__PROMPT 1__:
From the Monark Rocket build thread, reproduce the passage between "This has been" and "the bike up.", inclusive, word for word.

__EXCERPTED TEXT__:

····················

# The 1939 Monark Rocket Motorbike



## oldfart36 (Mar 9, 2021)

The 1939 Monark Rocket Motorbike "Patina Monster Roadster"
This has been a project I have Truly enjoyed working on! I usually don't post build threads, but!

The pictures are from the time I got the bike, up to yesterday, when I finished the bike.

Plans were a "Patina Monster Roadster" while letting some of the more unique original parts make a statement in bare metal. 
1 year only Pencil Springer, Pie Crust Chainguard, Clincher style seat post! Original period blackwall Goodyears and correct wheels, I added to the project. The bike is fresh on the inside (bearings, grease, etc.), and rides nice!

When I picked the bike up.





Got it home and started laying things out.




Leaving most of the patina on the back legs, while bare metal on the forward parts.
*Before/After*








Pie crust chain ring and frame cleaned and massaged.




Wheels, tires, kickstand, seat and grips added, the basic bike on the ground.





Dark walnut, Leather strapped tank area insert finished. Wanted to emulate the shape of the "Hanging Tank" on my survivor 39 Rocket Motorbike.
After mounting chain, rear reflector, pedals, and steering knob, the bike is Finished!





It's 1st run back in the wild!


----------



## oldfart36 (Mar 9, 2021)




----------

····················

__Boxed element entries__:
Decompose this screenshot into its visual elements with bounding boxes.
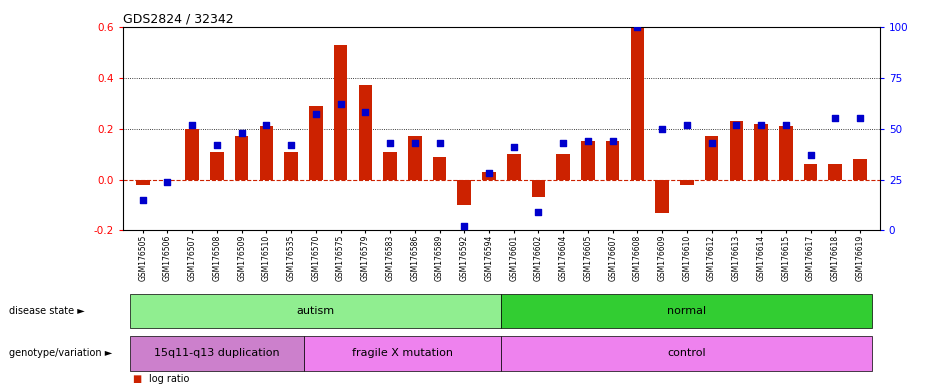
Point — [259, 121, 274, 127]
Text: disease state ►: disease state ► — [9, 306, 85, 316]
Bar — [829, 164, 842, 180]
Text: GDS2824 / 32342: GDS2824 / 32342 — [123, 13, 234, 26]
Point — [754, 121, 769, 127]
Bar — [458, 180, 471, 205]
Point — [828, 115, 843, 121]
Point — [184, 121, 200, 127]
Bar — [334, 45, 347, 180]
Point — [506, 144, 521, 150]
Text: ■: ■ — [132, 374, 142, 384]
Point — [655, 126, 670, 132]
Bar — [432, 157, 447, 180]
Point — [803, 152, 818, 158]
Point — [432, 140, 447, 146]
Bar — [185, 129, 199, 180]
Text: normal: normal — [667, 306, 707, 316]
Point — [852, 115, 867, 121]
Point — [482, 170, 497, 177]
Point — [160, 179, 175, 185]
Point — [605, 138, 621, 144]
Point — [779, 121, 794, 127]
Point — [630, 24, 645, 30]
Bar — [131, 336, 304, 371]
Bar — [532, 180, 545, 197]
Bar — [482, 172, 496, 180]
Bar — [501, 294, 872, 328]
Bar — [656, 180, 669, 213]
Point — [308, 111, 324, 118]
Bar — [136, 180, 149, 185]
Point — [531, 209, 546, 215]
Point — [234, 130, 249, 136]
Bar — [631, 27, 644, 180]
Point — [581, 138, 596, 144]
Point — [333, 101, 348, 107]
Point — [704, 140, 719, 146]
Text: control: control — [668, 348, 706, 358]
Bar — [501, 336, 872, 371]
Bar — [754, 124, 768, 180]
Bar — [853, 159, 867, 180]
Point — [457, 223, 472, 229]
Bar — [304, 336, 501, 371]
Bar — [680, 180, 693, 185]
Text: fragile X mutation: fragile X mutation — [352, 348, 453, 358]
Point — [728, 121, 744, 127]
Bar — [705, 136, 718, 180]
Bar — [359, 85, 372, 180]
Point — [358, 109, 373, 116]
Point — [555, 140, 570, 146]
Bar — [131, 294, 501, 328]
Text: genotype/variation ►: genotype/variation ► — [9, 348, 113, 358]
Text: autism: autism — [297, 306, 335, 316]
Bar — [383, 152, 397, 180]
Bar — [309, 106, 323, 180]
Bar — [556, 154, 570, 180]
Bar — [259, 126, 273, 180]
Bar — [729, 121, 744, 180]
Point — [284, 142, 299, 148]
Bar — [285, 152, 298, 180]
Text: 15q11-q13 duplication: 15q11-q13 duplication — [154, 348, 280, 358]
Bar — [235, 136, 249, 180]
Bar — [507, 154, 520, 180]
Bar — [779, 126, 793, 180]
Bar — [210, 152, 224, 180]
Point — [209, 142, 224, 148]
Bar — [804, 164, 817, 180]
Point — [382, 140, 397, 146]
Text: log ratio: log ratio — [149, 374, 190, 384]
Point — [407, 140, 422, 146]
Point — [135, 197, 150, 203]
Point — [679, 121, 694, 127]
Bar — [605, 141, 620, 180]
Bar — [408, 136, 422, 180]
Bar — [581, 141, 595, 180]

····················

__PROMPT 2__:
In the records, rewrite the lines between the lines holding "Point — [259, 121, 274, 127]" and "Bar — [729, 121, 744, 180]", inclusive, changing "Bar" to "Column" and leaving everything else unchanged. Return only those lines.

__OUTPUT 1__:
This has been a project I have Truly enjoyed working on! I usually don't post build threads, but!

The pictures are from the time I got the bike, up to yesterday, when I finished the bike.

Plans were a "Patina Monster Roadster" while letting some of the more unique original parts make a statement in bare metal. 
1 year only Pencil Springer, Pie Crust Chainguard, Clincher style seat post! Original period blackwall Goodyears and correct wheels, I added to the project. The bike is fresh on the inside (bearings, grease, etc.), and rides nice!

When I picked the bike up.

__OUTPUT 2__:
Point — [259, 121, 274, 127]
Text: disease state ►: disease state ► — [9, 306, 85, 316]
Column — [829, 164, 842, 180]
Text: GDS2824 / 32342: GDS2824 / 32342 — [123, 13, 234, 26]
Point — [754, 121, 769, 127]
Column — [458, 180, 471, 205]
Point — [828, 115, 843, 121]
Point — [184, 121, 200, 127]
Column — [334, 45, 347, 180]
Point — [506, 144, 521, 150]
Text: ■: ■ — [132, 374, 142, 384]
Point — [655, 126, 670, 132]
Column — [432, 157, 447, 180]
Point — [803, 152, 818, 158]
Point — [432, 140, 447, 146]
Column — [185, 129, 199, 180]
Text: normal: normal — [667, 306, 707, 316]
Point — [852, 115, 867, 121]
Point — [482, 170, 497, 177]
Point — [160, 179, 175, 185]
Point — [605, 138, 621, 144]
Point — [779, 121, 794, 127]
Point — [630, 24, 645, 30]
Column — [131, 336, 304, 371]
Column — [532, 180, 545, 197]
Column — [482, 172, 496, 180]
Column — [501, 294, 872, 328]
Column — [656, 180, 669, 213]
Point — [308, 111, 324, 118]
Column — [136, 180, 149, 185]
Point — [531, 209, 546, 215]
Point — [234, 130, 249, 136]
Column — [631, 27, 644, 180]
Point — [581, 138, 596, 144]
Point — [333, 101, 348, 107]
Point — [704, 140, 719, 146]
Text: control: control — [668, 348, 706, 358]
Column — [501, 336, 872, 371]
Column — [754, 124, 768, 180]
Column — [853, 159, 867, 180]
Point — [457, 223, 472, 229]
Column — [304, 336, 501, 371]
Column — [680, 180, 693, 185]
Text: fragile X mutation: fragile X mutation — [352, 348, 453, 358]
Point — [728, 121, 744, 127]
Column — [705, 136, 718, 180]
Column — [359, 85, 372, 180]
Point — [358, 109, 373, 116]
Point — [555, 140, 570, 146]
Column — [131, 294, 501, 328]
Text: genotype/variation ►: genotype/variation ► — [9, 348, 113, 358]
Text: autism: autism — [297, 306, 335, 316]
Column — [383, 152, 397, 180]
Column — [309, 106, 323, 180]
Column — [556, 154, 570, 180]
Column — [259, 126, 273, 180]
Column — [729, 121, 744, 180]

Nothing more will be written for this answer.